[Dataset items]
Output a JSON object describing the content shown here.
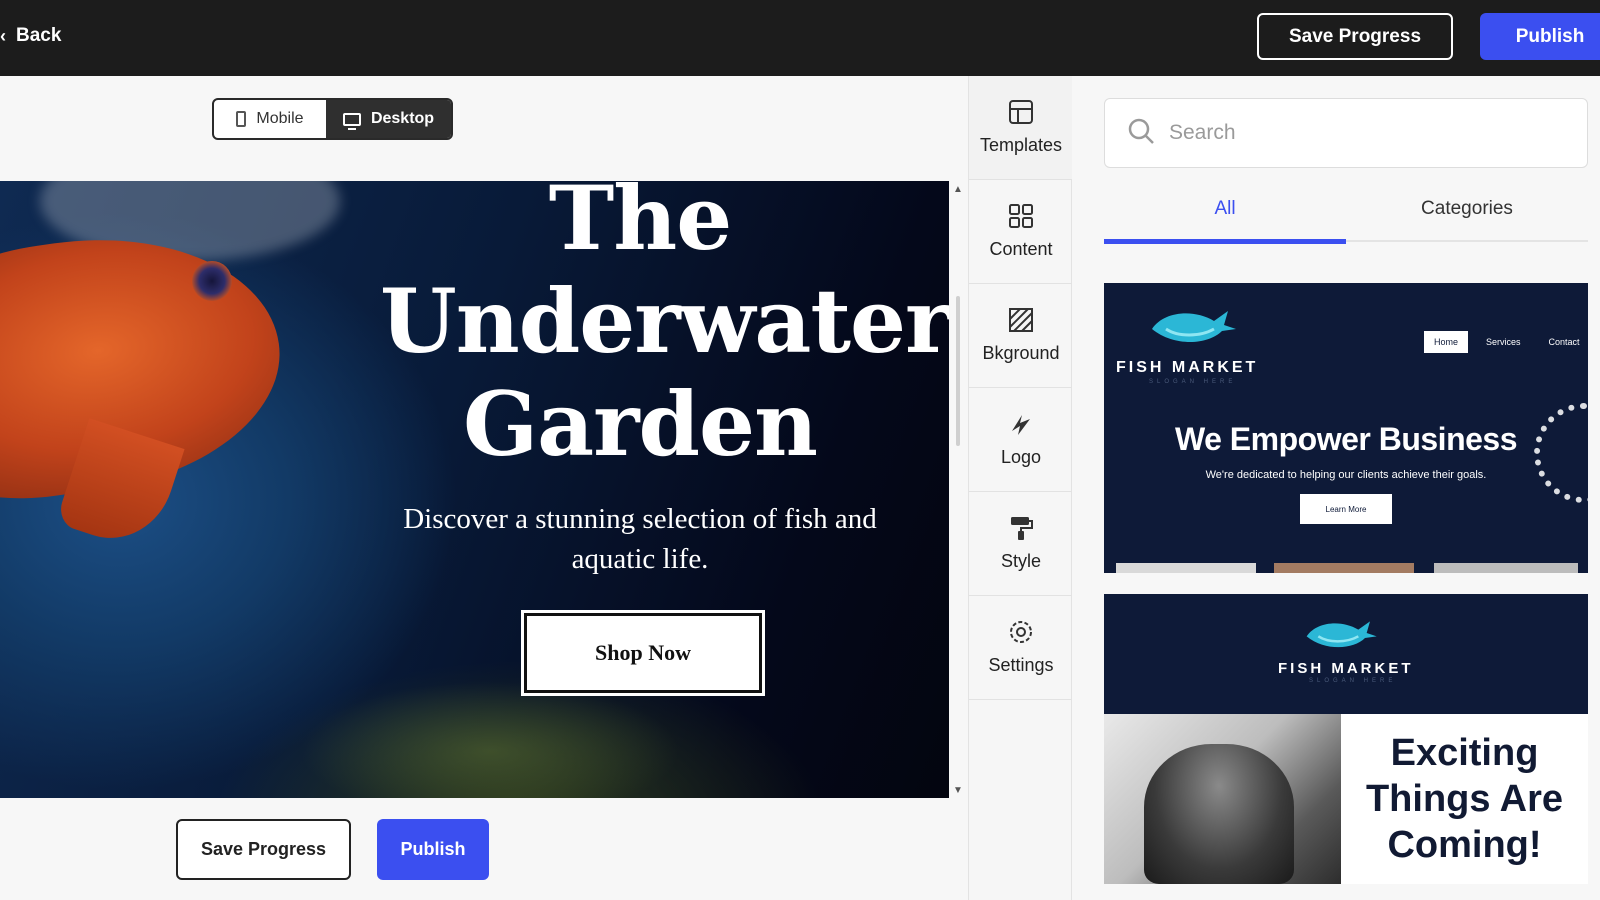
{
  "topbar": {
    "back_label": "Back",
    "save_label": "Save Progress",
    "publish_label": "Publish"
  },
  "canvas": {
    "device_toggle": {
      "mobile_label": "Mobile",
      "desktop_label": "Desktop",
      "selected": "Desktop"
    },
    "hero": {
      "title_line1": "The",
      "title_line2": "Underwater",
      "title_line3": "Garden",
      "subtitle": "Discover a stunning selection of fish and aquatic life.",
      "cta_label": "Shop Now"
    },
    "bottom_save_label": "Save Progress",
    "bottom_publish_label": "Publish"
  },
  "rail": {
    "items": [
      {
        "label": "Templates",
        "icon": "templates-icon",
        "active": true
      },
      {
        "label": "Content",
        "icon": "content-icon"
      },
      {
        "label": "Bkground",
        "icon": "background-icon"
      },
      {
        "label": "Logo",
        "icon": "logo-icon"
      },
      {
        "label": "Style",
        "icon": "style-icon"
      },
      {
        "label": "Settings",
        "icon": "settings-icon"
      }
    ]
  },
  "panel": {
    "search_placeholder": "Search",
    "tabs": [
      {
        "label": "All",
        "active": true
      },
      {
        "label": "Categories"
      }
    ],
    "templates": [
      {
        "brand": "FISH MARKET",
        "slogan": "SLOGAN HERE",
        "nav": [
          "Home",
          "Services",
          "Contact"
        ],
        "headline": "We Empower Business",
        "tagline": "We're dedicated to helping our clients achieve their goals.",
        "cta": "Learn More"
      },
      {
        "brand": "FISH MARKET",
        "slogan": "SLOGAN HERE",
        "headline": "Exciting Things Are Coming!"
      }
    ]
  },
  "colors": {
    "accent": "#3b4ff0",
    "topbar_bg": "#1c1c1c",
    "template_navy": "#0e1a38"
  }
}
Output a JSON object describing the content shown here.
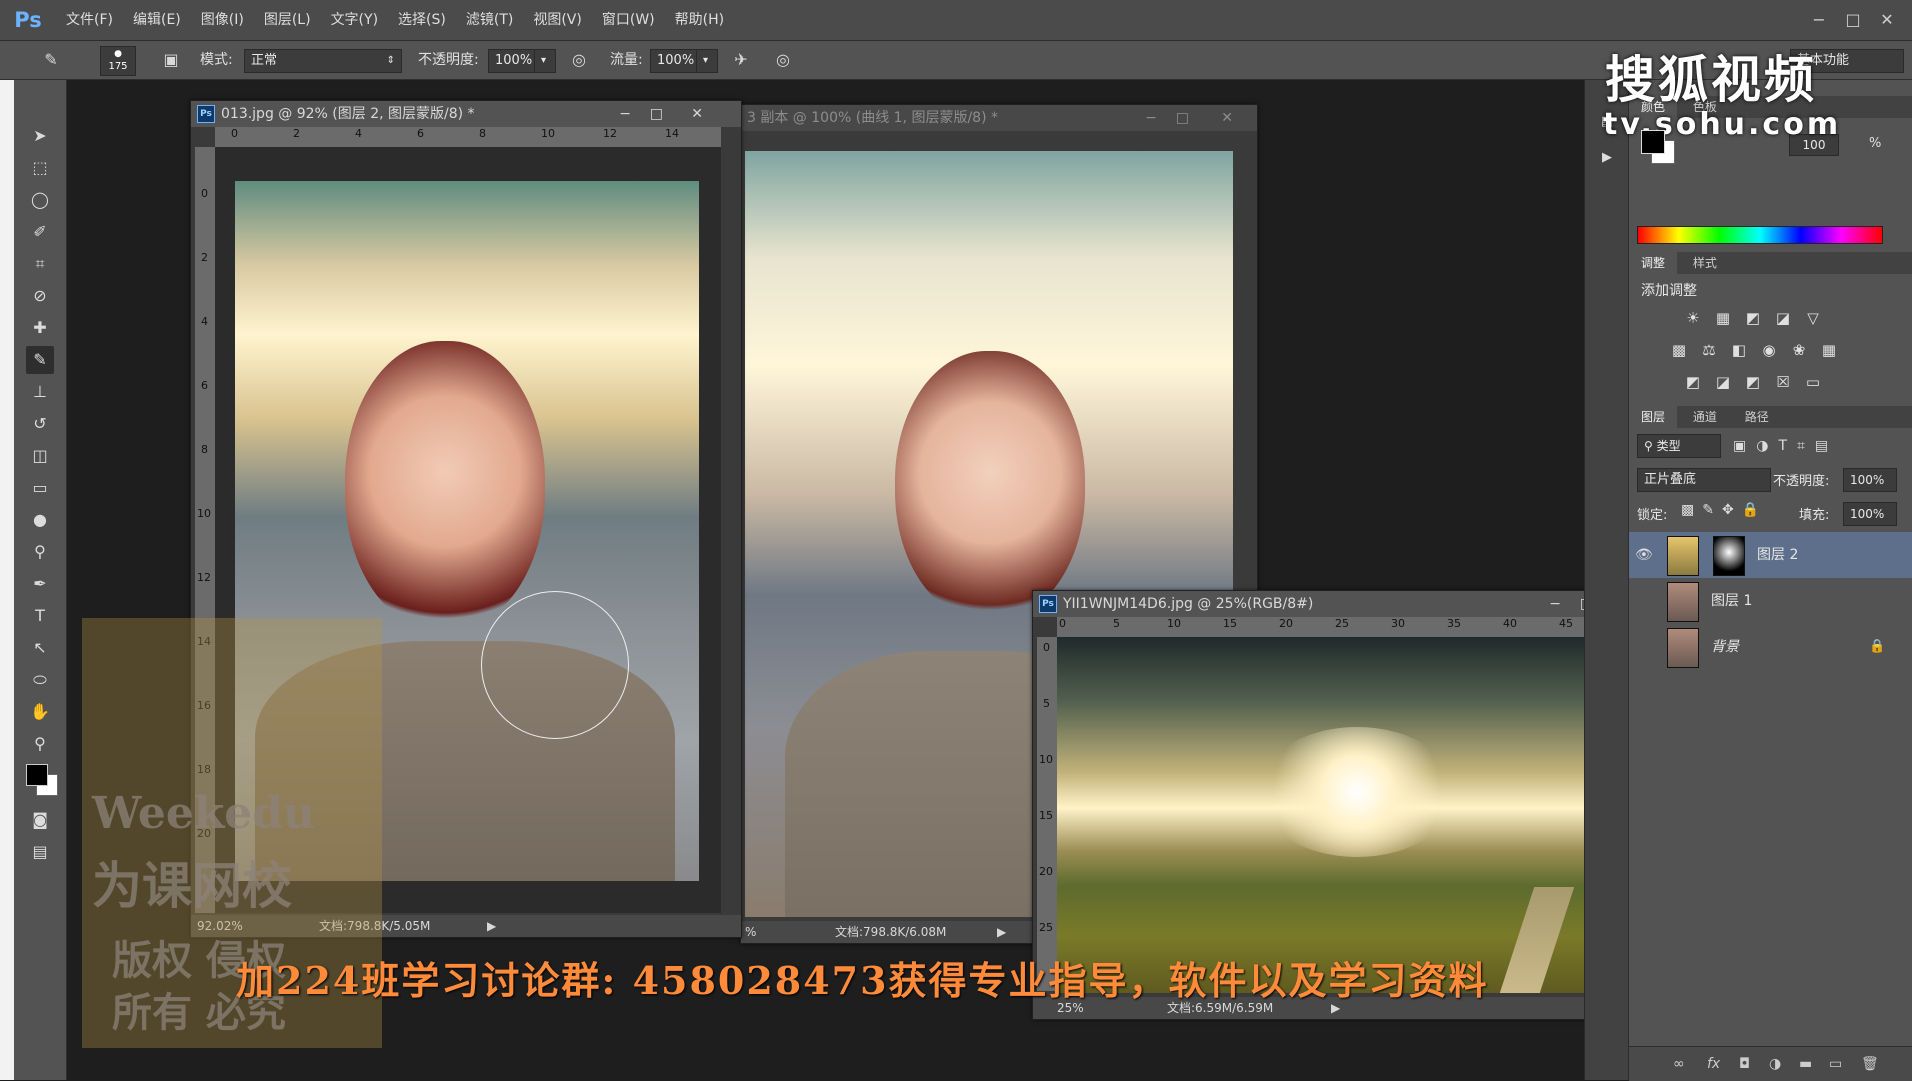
{
  "menubar": {
    "logo": "Ps",
    "items": [
      "文件(F)",
      "编辑(E)",
      "图像(I)",
      "图层(L)",
      "文字(Y)",
      "选择(S)",
      "滤镜(T)",
      "视图(V)",
      "窗口(W)",
      "帮助(H)"
    ],
    "win_min": "−",
    "win_max": "□",
    "win_close": "✕"
  },
  "options": {
    "brush_size": "175",
    "mode_label": "模式:",
    "mode_value": "正常",
    "opacity_label": "不透明度:",
    "opacity_value": "100%",
    "flow_label": "流量:",
    "flow_value": "100%",
    "workspace": "基本功能"
  },
  "docs": {
    "doc1": {
      "title": "013.jpg @ 92% (图层 2, 图层蒙版/8) *",
      "ruler": [
        "0",
        "2",
        "4",
        "6",
        "8",
        "10",
        "12",
        "14"
      ],
      "vruler": [
        "0",
        "2",
        "4",
        "6",
        "8",
        "10",
        "12",
        "14",
        "16",
        "18",
        "20"
      ],
      "zoom": "92.02%",
      "doc_size": "文档:798.8K/5.05M"
    },
    "doc2": {
      "title": "3 副本 @ 100% (曲线 1, 图层蒙版/8) *",
      "zoom": "%",
      "doc_size": "文档:798.8K/6.08M"
    },
    "doc3": {
      "title": "YII1WNJM14D6.jpg @ 25%(RGB/8#)",
      "ruler": [
        "0",
        "5",
        "10",
        "15",
        "20",
        "25",
        "30",
        "35",
        "40",
        "45",
        "5"
      ],
      "vruler": [
        "0",
        "5",
        "10",
        "15",
        "20",
        "25"
      ],
      "zoom": "25%",
      "doc_size": "文档:6.59M/6.59M"
    }
  },
  "panels": {
    "color_tabs": [
      "颜色",
      "色板"
    ],
    "color_value": "100",
    "color_unit": "%",
    "adj_tabs": [
      "调整",
      "样式"
    ],
    "adj_title": "添加调整",
    "layer_tabs": [
      "图层",
      "通道",
      "路径"
    ],
    "kind_label": "类型",
    "blend_mode": "正片叠底",
    "opacity_label": "不透明度:",
    "opacity_value": "100%",
    "lock_label": "锁定:",
    "fill_label": "填充:",
    "fill_value": "100%",
    "layers": [
      {
        "name": "图层 2",
        "selected": true
      },
      {
        "name": "图层 1",
        "selected": false
      },
      {
        "name": "背景",
        "selected": false
      }
    ],
    "bottom_icons": [
      "link-icon",
      "fx-icon",
      "mask-icon",
      "adjustment-icon",
      "folder-icon",
      "new-layer-icon",
      "trash-icon"
    ]
  },
  "overlays": {
    "sohu_logo": "搜狐视频",
    "sohu_url": "tv.sohu.com",
    "caption": "加224班学习讨论群:   458028473获得专业指导，软件以及学习资料",
    "watermark_line1": "Weekedu",
    "watermark_line2": "为课网校",
    "watermark_line3": "版权  侵权",
    "watermark_line4": "所有  必究"
  },
  "colors": {
    "accent": "#6db2ff",
    "layer_selected": "#5e6f8c",
    "caption": "#ff8a3a"
  }
}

PROBLEM REQUIREMENTS: Return the listing above unchanged, apart from dropping its pictures.

WRITTEN ANSWER:
Output a JSON object describing the content shown here.
{
  "topbar": {
    "back_label": "Back",
    "save_label": "Save Progress",
    "publish_label": "Publish"
  },
  "canvas": {
    "device_toggle": {
      "mobile_label": "Mobile",
      "desktop_label": "Desktop",
      "selected": "Desktop"
    },
    "hero": {
      "title_line1": "The",
      "title_line2": "Underwater",
      "title_line3": "Garden",
      "subtitle": "Discover a stunning selection of fish and aquatic life.",
      "cta_label": "Shop Now"
    },
    "bottom_save_label": "Save Progress",
    "bottom_publish_label": "Publish"
  },
  "rail": {
    "items": [
      {
        "label": "Templates",
        "icon": "templates-icon",
        "active": true
      },
      {
        "label": "Content",
        "icon": "content-icon"
      },
      {
        "label": "Bkground",
        "icon": "background-icon"
      },
      {
        "label": "Logo",
        "icon": "logo-icon"
      },
      {
        "label": "Style",
        "icon": "style-icon"
      },
      {
        "label": "Settings",
        "icon": "settings-icon"
      }
    ]
  },
  "panel": {
    "search_placeholder": "Search",
    "tabs": [
      {
        "label": "All",
        "active": true
      },
      {
        "label": "Categories"
      }
    ],
    "templates": [
      {
        "brand": "FISH MARKET",
        "slogan": "SLOGAN HERE",
        "nav": [
          "Home",
          "Services",
          "Contact"
        ],
        "headline": "We Empower Business",
        "tagline": "We're dedicated to helping our clients achieve their goals.",
        "cta": "Learn More"
      },
      {
        "brand": "FISH MARKET",
        "slogan": "SLOGAN HERE",
        "headline": "Exciting Things Are Coming!"
      }
    ]
  },
  "colors": {
    "accent": "#3b4ff0",
    "topbar_bg": "#1c1c1c",
    "template_navy": "#0e1a38"
  }
}
Output a JSON object describing the content shown here.
{
  "menubar": {
    "logo": "Ps",
    "items": [
      "文件(F)",
      "编辑(E)",
      "图像(I)",
      "图层(L)",
      "文字(Y)",
      "选择(S)",
      "滤镜(T)",
      "视图(V)",
      "窗口(W)",
      "帮助(H)"
    ],
    "win_min": "−",
    "win_max": "□",
    "win_close": "✕"
  },
  "options": {
    "brush_size": "175",
    "mode_label": "模式:",
    "mode_value": "正常",
    "opacity_label": "不透明度:",
    "opacity_value": "100%",
    "flow_label": "流量:",
    "flow_value": "100%",
    "workspace": "基本功能"
  },
  "docs": {
    "doc1": {
      "title": "013.jpg @ 92% (图层 2, 图层蒙版/8) *",
      "ruler": [
        "0",
        "2",
        "4",
        "6",
        "8",
        "10",
        "12",
        "14"
      ],
      "vruler": [
        "0",
        "2",
        "4",
        "6",
        "8",
        "10",
        "12",
        "14",
        "16",
        "18",
        "20"
      ],
      "zoom": "92.02%",
      "doc_size": "文档:798.8K/5.05M"
    },
    "doc2": {
      "title": "3 副本 @ 100% (曲线 1, 图层蒙版/8) *",
      "zoom": "%",
      "doc_size": "文档:798.8K/6.08M"
    },
    "doc3": {
      "title": "YII1WNJM14D6.jpg @ 25%(RGB/8#)",
      "ruler": [
        "0",
        "5",
        "10",
        "15",
        "20",
        "25",
        "30",
        "35",
        "40",
        "45",
        "5"
      ],
      "vruler": [
        "0",
        "5",
        "10",
        "15",
        "20",
        "25"
      ],
      "zoom": "25%",
      "doc_size": "文档:6.59M/6.59M"
    }
  },
  "panels": {
    "color_tabs": [
      "颜色",
      "色板"
    ],
    "color_value": "100",
    "color_unit": "%",
    "adj_tabs": [
      "调整",
      "样式"
    ],
    "adj_title": "添加调整",
    "layer_tabs": [
      "图层",
      "通道",
      "路径"
    ],
    "kind_label": "类型",
    "blend_mode": "正片叠底",
    "opacity_label": "不透明度:",
    "opacity_value": "100%",
    "lock_label": "锁定:",
    "fill_label": "填充:",
    "fill_value": "100%",
    "layers": [
      {
        "name": "图层 2",
        "selected": true
      },
      {
        "name": "图层 1",
        "selected": false
      },
      {
        "name": "背景",
        "selected": false
      }
    ],
    "bottom_icons": [
      "link-icon",
      "fx-icon",
      "mask-icon",
      "adjustment-icon",
      "folder-icon",
      "new-layer-icon",
      "trash-icon"
    ]
  },
  "overlays": {
    "sohu_logo": "搜狐视频",
    "sohu_url": "tv.sohu.com",
    "caption": "加224班学习讨论群:   458028473获得专业指导，软件以及学习资料",
    "watermark_line1": "Weekedu",
    "watermark_line2": "为课网校",
    "watermark_line3": "版权  侵权",
    "watermark_line4": "所有  必究"
  },
  "colors": {
    "accent": "#6db2ff",
    "layer_selected": "#5e6f8c",
    "caption": "#ff8a3a"
  }
}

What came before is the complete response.